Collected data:
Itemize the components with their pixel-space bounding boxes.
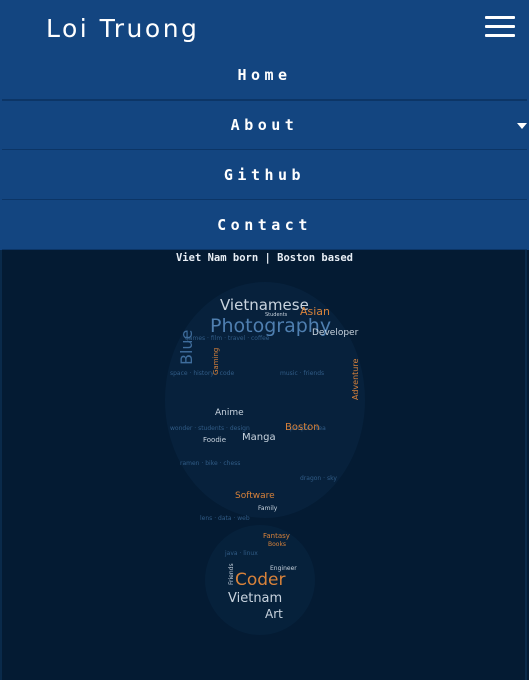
nav-item-label: About — [230, 116, 299, 134]
word-friends: Friends — [228, 563, 235, 585]
nav-item-home[interactable]: Home — [2, 50, 527, 100]
svg-text:ramen · bike · chess: ramen · bike · chess — [180, 460, 240, 467]
caret-down-icon[interactable] — [517, 123, 527, 129]
svg-text:space · history · code: space · history · code — [170, 370, 234, 377]
nav-item-about[interactable]: About — [2, 100, 527, 150]
nav-item-label: Github — [223, 165, 306, 184]
word-adventure: Adventure — [351, 359, 360, 400]
nav-item-github[interactable]: Github — [2, 150, 527, 200]
word-manga: Manga — [242, 432, 276, 443]
tagline: Viet Nam born | Boston based — [175, 252, 353, 264]
nav-item-label: Contact — [217, 215, 312, 234]
word-vietnam: Vietnam — [228, 591, 282, 606]
word-family: Family — [258, 505, 278, 512]
word-coder: Coder — [235, 570, 286, 590]
word-art: Art — [265, 607, 283, 621]
word-cloud-portrait: games · film · travel · coffee space · h… — [165, 282, 365, 635]
word-engineer: Engineer — [270, 565, 297, 572]
site-header: Loi Truong Home About Github Contact — [0, 0, 529, 250]
word-fantasy: Fantasy — [263, 532, 290, 540]
word-gaming: Gaming — [212, 348, 220, 375]
svg-text:wonder · students · design: wonder · students · design — [170, 425, 250, 432]
svg-text:music · friends: music · friends — [280, 370, 324, 377]
word-anime: Anime — [215, 408, 244, 418]
word-books: Books — [268, 541, 286, 548]
word-blue: Blue — [177, 330, 196, 365]
hamburger-menu-icon[interactable] — [485, 15, 515, 39]
word-boston: Boston — [285, 422, 320, 433]
svg-text:lens · data · web: lens · data · web — [200, 515, 250, 522]
word-students: Students — [265, 312, 288, 318]
word-software: Software — [235, 491, 275, 501]
nav-item-contact[interactable]: Contact — [2, 200, 527, 250]
word-foodie: Foodie — [203, 436, 226, 444]
site-brand[interactable]: Loi Truong — [46, 14, 199, 43]
word-developer: Developer — [312, 328, 359, 338]
svg-text:java · linux: java · linux — [224, 550, 258, 557]
word-asian: Asian — [300, 305, 330, 318]
nav-item-label: Home — [237, 65, 292, 84]
svg-text:dragon · sky: dragon · sky — [300, 475, 337, 482]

### WORK INSTRUCTIONS
Rewrite the collected data above with every "nav-item-label" switched to "menu-label" and everything else unchanged, leaving out the pictures.

### TASK RESPONSE
Itemize the components with their pixel-space bounding boxes.
menu-label: About — [230, 116, 299, 134]
word-friends: Friends — [228, 563, 235, 585]
nav-item-home[interactable]: Home — [2, 50, 527, 100]
svg-text:ramen · bike · chess: ramen · bike · chess — [180, 460, 240, 467]
caret-down-icon[interactable] — [517, 123, 527, 129]
svg-text:space · history · code: space · history · code — [170, 370, 234, 377]
nav-item-about[interactable]: About — [2, 100, 527, 150]
menu-label: Github — [223, 165, 306, 184]
word-adventure: Adventure — [351, 359, 360, 400]
nav-item-github[interactable]: Github — [2, 150, 527, 200]
word-manga: Manga — [242, 432, 276, 443]
tagline: Viet Nam born | Boston based — [175, 252, 353, 264]
menu-label: Contact — [217, 215, 312, 234]
word-vietnam: Vietnam — [228, 591, 282, 606]
word-family: Family — [258, 505, 278, 512]
word-coder: Coder — [235, 570, 286, 590]
word-art: Art — [265, 607, 283, 621]
word-cloud-portrait: games · film · travel · coffee space · h… — [165, 282, 365, 635]
word-engineer: Engineer — [270, 565, 297, 572]
site-header: Loi Truong Home About Github Contact — [0, 0, 529, 250]
word-fantasy: Fantasy — [263, 532, 290, 540]
word-gaming: Gaming — [212, 348, 220, 375]
svg-text:wonder · students · design: wonder · students · design — [170, 425, 250, 432]
svg-text:music · friends: music · friends — [280, 370, 324, 377]
word-anime: Anime — [215, 408, 244, 418]
word-books: Books — [268, 541, 286, 548]
word-blue: Blue — [177, 330, 196, 365]
hamburger-menu-icon[interactable] — [485, 15, 515, 39]
word-boston: Boston — [285, 422, 320, 433]
svg-text:lens · data · web: lens · data · web — [200, 515, 250, 522]
word-students: Students — [265, 312, 288, 318]
word-software: Software — [235, 491, 275, 501]
nav-item-contact[interactable]: Contact — [2, 200, 527, 250]
word-foodie: Foodie — [203, 436, 226, 444]
site-brand[interactable]: Loi Truong — [46, 14, 199, 43]
word-developer: Developer — [312, 328, 359, 338]
svg-text:java · linux: java · linux — [224, 550, 258, 557]
word-asian: Asian — [300, 305, 330, 318]
menu-label: Home — [237, 65, 292, 84]
svg-text:dragon · sky: dragon · sky — [300, 475, 337, 482]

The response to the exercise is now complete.